** THE DATA **
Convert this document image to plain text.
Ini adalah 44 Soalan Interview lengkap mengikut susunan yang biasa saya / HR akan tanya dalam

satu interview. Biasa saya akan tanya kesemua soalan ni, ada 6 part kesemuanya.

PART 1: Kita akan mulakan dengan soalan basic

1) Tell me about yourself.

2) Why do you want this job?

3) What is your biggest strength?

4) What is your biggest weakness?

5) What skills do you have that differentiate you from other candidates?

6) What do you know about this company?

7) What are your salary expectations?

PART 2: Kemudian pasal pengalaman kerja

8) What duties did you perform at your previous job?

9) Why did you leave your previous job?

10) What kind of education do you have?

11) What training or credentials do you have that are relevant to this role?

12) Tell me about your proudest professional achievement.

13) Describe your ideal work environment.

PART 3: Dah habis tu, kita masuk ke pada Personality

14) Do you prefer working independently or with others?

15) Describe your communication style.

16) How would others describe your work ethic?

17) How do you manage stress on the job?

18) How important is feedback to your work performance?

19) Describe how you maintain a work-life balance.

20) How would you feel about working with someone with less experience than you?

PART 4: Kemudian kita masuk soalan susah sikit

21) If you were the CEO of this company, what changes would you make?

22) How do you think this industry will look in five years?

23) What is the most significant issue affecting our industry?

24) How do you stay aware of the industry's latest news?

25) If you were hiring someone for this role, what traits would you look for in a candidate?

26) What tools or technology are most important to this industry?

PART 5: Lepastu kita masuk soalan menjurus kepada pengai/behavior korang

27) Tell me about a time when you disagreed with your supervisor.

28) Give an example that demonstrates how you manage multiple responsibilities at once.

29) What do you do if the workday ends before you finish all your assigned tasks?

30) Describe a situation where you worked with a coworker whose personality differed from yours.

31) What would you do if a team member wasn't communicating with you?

** EXERCISE DESCRIPTION **
Return all lines with the word "biggest" in them.

** THE REPLY **
3) What is your biggest strength?
4) What is your biggest weakness?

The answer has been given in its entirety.